*AVAILABLE DATA*:

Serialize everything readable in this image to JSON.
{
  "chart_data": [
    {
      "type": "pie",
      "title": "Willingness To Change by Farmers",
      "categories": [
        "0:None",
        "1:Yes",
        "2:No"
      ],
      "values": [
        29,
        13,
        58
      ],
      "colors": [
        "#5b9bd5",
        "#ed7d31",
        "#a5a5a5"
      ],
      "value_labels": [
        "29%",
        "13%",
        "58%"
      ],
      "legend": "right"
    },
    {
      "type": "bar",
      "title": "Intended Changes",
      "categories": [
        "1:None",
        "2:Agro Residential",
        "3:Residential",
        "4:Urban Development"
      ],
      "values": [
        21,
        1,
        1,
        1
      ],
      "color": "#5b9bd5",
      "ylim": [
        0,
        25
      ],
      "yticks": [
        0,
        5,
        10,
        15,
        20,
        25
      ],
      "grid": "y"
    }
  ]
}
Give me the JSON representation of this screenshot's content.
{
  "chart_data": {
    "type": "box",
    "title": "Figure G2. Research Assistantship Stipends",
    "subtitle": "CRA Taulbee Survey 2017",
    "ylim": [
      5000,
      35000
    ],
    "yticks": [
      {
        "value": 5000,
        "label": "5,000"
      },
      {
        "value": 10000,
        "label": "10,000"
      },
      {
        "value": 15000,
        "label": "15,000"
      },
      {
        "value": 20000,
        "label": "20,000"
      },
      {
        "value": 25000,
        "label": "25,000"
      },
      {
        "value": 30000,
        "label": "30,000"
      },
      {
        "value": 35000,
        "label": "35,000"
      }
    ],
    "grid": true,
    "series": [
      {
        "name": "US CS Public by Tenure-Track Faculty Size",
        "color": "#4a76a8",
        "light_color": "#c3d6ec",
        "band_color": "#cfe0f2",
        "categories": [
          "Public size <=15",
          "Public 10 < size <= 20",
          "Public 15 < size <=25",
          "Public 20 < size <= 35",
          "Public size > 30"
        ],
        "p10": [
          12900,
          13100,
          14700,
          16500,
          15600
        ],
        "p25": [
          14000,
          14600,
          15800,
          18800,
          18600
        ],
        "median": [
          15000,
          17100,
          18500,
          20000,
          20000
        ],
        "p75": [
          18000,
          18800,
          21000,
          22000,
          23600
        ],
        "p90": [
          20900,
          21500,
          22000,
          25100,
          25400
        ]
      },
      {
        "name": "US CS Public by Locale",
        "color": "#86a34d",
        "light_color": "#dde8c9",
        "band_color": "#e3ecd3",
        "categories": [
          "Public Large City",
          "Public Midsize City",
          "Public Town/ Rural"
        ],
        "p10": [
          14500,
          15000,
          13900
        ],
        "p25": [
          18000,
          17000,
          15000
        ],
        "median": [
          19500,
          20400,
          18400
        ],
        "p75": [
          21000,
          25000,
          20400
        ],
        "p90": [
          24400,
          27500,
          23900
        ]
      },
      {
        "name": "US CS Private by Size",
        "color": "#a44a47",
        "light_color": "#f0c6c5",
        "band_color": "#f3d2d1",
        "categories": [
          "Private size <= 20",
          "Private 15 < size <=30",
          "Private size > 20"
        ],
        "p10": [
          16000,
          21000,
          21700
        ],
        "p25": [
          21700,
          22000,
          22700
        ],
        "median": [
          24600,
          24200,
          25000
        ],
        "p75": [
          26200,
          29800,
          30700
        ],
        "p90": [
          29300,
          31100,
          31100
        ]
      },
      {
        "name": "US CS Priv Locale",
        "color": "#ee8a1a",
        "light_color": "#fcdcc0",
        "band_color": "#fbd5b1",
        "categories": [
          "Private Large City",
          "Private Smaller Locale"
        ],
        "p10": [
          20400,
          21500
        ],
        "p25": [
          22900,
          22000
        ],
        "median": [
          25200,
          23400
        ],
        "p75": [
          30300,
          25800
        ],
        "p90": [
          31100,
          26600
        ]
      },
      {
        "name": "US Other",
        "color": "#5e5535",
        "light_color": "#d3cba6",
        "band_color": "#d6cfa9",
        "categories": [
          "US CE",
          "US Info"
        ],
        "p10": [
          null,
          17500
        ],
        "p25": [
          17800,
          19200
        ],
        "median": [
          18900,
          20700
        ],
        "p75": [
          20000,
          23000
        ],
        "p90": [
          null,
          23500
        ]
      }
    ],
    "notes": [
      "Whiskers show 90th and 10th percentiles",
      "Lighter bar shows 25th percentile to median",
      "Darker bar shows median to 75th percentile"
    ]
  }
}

*SHORT TASK*: The lines to collect are those holding the string "Private"; copy them all.

*REPLY TO THE TASK*:
        "name": "US CS Private by Size",
          "Private size <= 20",
          "Private 15 < size <=30",
          "Private size > 20"
          "Private Large City",
          "Private Smaller Locale"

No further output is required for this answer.